Set exercise -> Find each line containing the string "Source" and return it.

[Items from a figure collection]
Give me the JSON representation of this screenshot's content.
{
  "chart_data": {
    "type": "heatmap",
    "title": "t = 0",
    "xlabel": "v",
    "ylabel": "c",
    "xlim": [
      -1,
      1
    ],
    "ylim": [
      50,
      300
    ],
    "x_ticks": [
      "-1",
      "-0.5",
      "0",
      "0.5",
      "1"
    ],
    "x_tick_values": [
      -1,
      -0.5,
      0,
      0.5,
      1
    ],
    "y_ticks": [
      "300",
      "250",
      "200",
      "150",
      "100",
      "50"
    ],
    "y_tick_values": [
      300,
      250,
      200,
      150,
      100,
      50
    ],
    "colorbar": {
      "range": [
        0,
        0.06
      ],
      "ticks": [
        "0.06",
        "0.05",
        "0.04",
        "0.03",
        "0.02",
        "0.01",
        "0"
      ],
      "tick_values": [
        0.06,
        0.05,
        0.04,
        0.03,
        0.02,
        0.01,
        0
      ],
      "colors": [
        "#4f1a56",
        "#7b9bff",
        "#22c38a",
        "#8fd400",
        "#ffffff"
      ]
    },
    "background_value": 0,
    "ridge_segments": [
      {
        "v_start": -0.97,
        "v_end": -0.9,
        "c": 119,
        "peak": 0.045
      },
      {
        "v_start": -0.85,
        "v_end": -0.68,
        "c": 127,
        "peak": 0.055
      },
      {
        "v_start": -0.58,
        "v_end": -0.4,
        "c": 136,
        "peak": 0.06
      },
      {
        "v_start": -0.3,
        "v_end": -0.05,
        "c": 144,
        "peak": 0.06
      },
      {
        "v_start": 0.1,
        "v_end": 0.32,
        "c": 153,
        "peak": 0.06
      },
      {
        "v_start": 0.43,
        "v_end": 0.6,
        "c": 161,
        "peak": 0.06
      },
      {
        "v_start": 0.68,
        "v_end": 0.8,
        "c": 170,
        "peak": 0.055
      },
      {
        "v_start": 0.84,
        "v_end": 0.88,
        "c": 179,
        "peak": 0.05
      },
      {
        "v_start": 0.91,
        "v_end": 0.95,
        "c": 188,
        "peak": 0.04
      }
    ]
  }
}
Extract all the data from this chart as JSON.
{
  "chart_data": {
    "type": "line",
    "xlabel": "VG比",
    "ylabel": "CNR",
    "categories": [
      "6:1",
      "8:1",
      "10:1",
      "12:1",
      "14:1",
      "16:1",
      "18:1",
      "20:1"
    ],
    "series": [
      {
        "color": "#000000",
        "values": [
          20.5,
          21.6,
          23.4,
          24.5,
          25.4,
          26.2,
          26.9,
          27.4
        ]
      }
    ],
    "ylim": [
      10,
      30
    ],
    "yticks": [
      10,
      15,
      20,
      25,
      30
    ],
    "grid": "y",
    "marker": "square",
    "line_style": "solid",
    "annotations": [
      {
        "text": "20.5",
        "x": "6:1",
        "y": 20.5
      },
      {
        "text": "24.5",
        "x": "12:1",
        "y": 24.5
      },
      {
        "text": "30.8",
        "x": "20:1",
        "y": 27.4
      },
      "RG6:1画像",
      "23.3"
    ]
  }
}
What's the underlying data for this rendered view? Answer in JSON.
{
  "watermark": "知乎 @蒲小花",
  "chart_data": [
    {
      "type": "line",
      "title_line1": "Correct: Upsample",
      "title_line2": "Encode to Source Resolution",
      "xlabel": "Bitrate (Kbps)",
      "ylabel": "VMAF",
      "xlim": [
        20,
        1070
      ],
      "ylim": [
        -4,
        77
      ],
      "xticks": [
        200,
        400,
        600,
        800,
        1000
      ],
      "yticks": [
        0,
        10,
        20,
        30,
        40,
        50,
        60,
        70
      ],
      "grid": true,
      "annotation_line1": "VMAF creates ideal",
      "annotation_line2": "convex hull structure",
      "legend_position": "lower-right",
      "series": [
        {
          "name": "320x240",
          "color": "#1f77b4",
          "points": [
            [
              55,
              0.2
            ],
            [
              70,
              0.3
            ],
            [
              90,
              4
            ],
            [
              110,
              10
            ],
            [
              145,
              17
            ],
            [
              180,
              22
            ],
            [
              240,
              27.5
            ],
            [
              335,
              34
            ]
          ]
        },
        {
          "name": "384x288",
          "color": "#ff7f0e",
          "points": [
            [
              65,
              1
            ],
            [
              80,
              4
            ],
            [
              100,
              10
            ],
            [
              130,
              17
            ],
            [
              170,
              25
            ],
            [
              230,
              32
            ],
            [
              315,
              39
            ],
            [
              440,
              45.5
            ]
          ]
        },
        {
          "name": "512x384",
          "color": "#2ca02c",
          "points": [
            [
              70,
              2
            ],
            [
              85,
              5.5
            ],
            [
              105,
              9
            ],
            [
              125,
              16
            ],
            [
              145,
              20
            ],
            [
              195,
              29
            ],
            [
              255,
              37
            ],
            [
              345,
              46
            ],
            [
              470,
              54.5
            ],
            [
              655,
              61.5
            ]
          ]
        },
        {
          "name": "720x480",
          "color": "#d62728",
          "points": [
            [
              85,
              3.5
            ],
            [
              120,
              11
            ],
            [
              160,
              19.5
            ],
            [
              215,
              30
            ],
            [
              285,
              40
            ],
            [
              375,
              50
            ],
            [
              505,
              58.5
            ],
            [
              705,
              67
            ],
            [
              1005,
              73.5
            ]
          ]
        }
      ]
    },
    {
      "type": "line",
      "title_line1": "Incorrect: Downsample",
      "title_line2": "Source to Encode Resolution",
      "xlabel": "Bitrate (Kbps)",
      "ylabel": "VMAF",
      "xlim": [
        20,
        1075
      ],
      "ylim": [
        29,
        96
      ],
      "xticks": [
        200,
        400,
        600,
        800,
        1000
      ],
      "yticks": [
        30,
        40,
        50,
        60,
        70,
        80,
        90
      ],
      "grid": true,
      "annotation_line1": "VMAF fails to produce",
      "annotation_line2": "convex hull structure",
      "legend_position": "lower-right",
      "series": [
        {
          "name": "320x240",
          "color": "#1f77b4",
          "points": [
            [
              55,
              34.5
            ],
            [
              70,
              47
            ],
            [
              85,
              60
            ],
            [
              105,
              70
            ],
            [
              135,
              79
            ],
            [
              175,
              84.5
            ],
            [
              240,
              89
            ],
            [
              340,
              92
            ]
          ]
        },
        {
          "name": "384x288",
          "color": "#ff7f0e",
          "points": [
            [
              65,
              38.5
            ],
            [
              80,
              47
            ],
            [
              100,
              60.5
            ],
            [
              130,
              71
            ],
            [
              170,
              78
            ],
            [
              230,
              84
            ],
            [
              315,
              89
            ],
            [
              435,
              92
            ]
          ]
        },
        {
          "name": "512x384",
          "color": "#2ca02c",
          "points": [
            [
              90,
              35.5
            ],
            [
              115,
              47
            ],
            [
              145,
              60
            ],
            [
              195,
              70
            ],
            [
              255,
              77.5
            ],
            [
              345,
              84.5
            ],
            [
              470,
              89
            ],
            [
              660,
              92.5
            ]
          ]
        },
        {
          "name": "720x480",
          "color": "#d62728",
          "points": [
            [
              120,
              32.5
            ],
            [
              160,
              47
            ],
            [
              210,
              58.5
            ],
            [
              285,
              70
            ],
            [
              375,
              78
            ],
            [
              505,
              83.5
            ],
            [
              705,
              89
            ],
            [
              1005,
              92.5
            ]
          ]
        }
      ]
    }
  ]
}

Solution to this exercise ->
      "title_line2": "Encode to Source Resolution",
      "title_line2": "Source to Encode Resolution",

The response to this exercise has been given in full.